→ WHAT TO DO
Report each line of the data that includes the word "Lahore".

(Stored data)
•••

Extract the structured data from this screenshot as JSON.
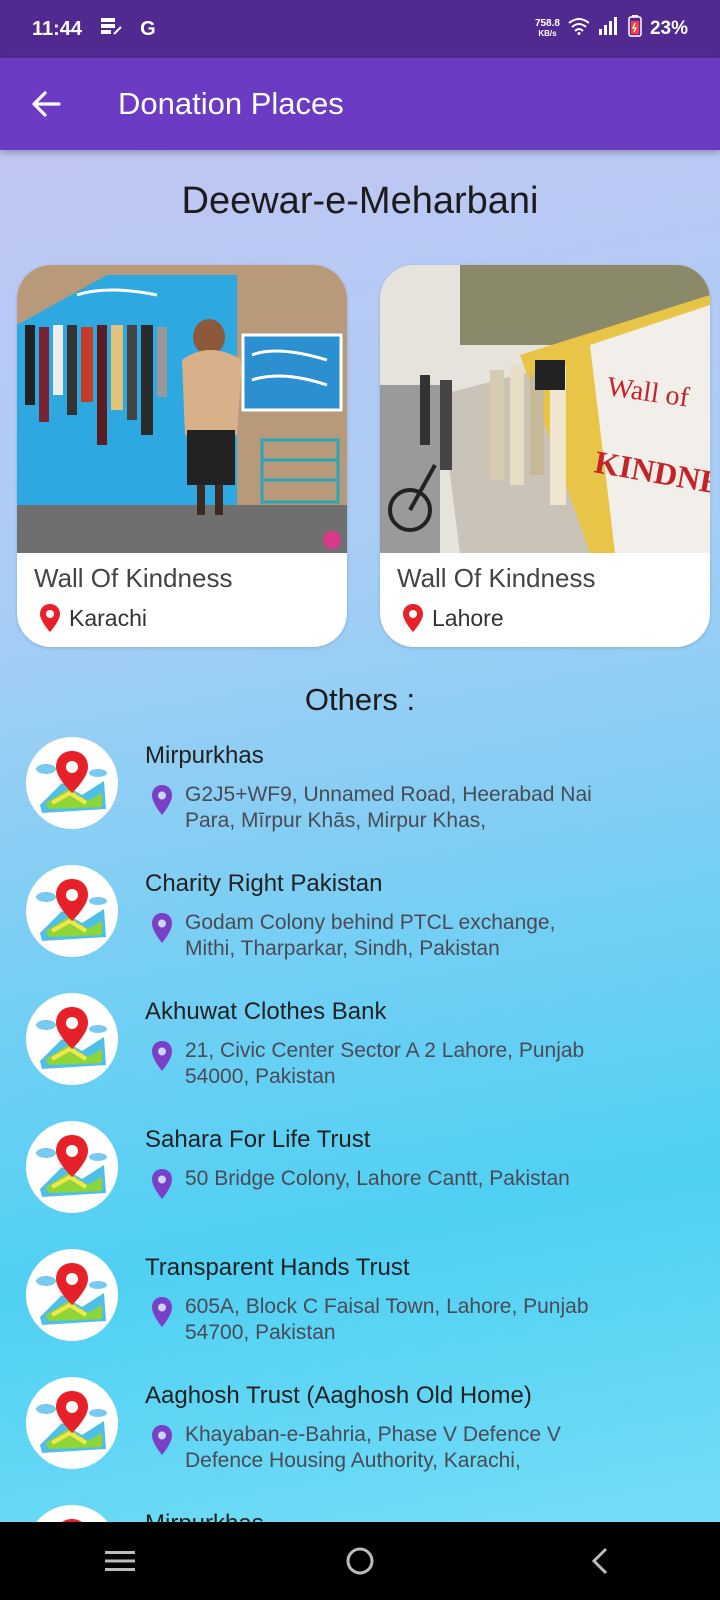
{
  "status_bar": {
    "time": "11:44",
    "carrier_icon": "G",
    "net_speed_value": "758.8",
    "net_speed_unit": "KB/s",
    "battery": "23%"
  },
  "app_bar": {
    "title": "Donation Places",
    "back_icon": "arrow-left-icon"
  },
  "featured": {
    "title": "Deewar-e-Meharbani",
    "cards": [
      {
        "title": "Wall Of Kindness",
        "location": "Karachi"
      },
      {
        "title": "Wall Of Kindness",
        "location": "Lahore"
      }
    ]
  },
  "others": {
    "title": "Others :",
    "items": [
      {
        "name": "Mirpurkhas",
        "address": "G2J5+WF9, Unnamed Road, Heerabad Nai Para, Mīrpur Khās, Mirpur Khas,"
      },
      {
        "name": "Charity Right Pakistan",
        "address": "Godam Colony behind PTCL exchange, Mithi, Tharparkar, Sindh, Pakistan"
      },
      {
        "name": "Akhuwat Clothes Bank",
        "address": "21, Civic Center Sector A 2 Lahore, Punjab 54000, Pakistan"
      },
      {
        "name": "Sahara For Life Trust",
        "address": "50 Bridge Colony, Lahore Cantt, Pakistan"
      },
      {
        "name": "Transparent Hands Trust",
        "address": "605A, Block C Faisal Town, Lahore, Punjab 54700, Pakistan"
      },
      {
        "name": "Aaghosh Trust (Aaghosh Old Home)",
        "address": "Khayaban-e-Bahria, Phase V Defence V Defence Housing Authority, Karachi,"
      },
      {
        "name": "Mirpurkhas",
        "address": ""
      }
    ]
  },
  "colors": {
    "status_bar": "#512a91",
    "app_bar": "#6c3bc3",
    "location_pin_red": "#e8202a",
    "address_pin_purple": "#7a3fc7"
  }
}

•••

→ IN RESPONSE
        "location": "Lahore"
        "address": "21, Civic Center Sector A 2 Lahore, Punjab 54000, Pakistan"
        "address": "50 Bridge Colony, Lahore Cantt, Pakistan"
        "address": "605A, Block C Faisal Town, Lahore, Punjab 54700, Pakistan"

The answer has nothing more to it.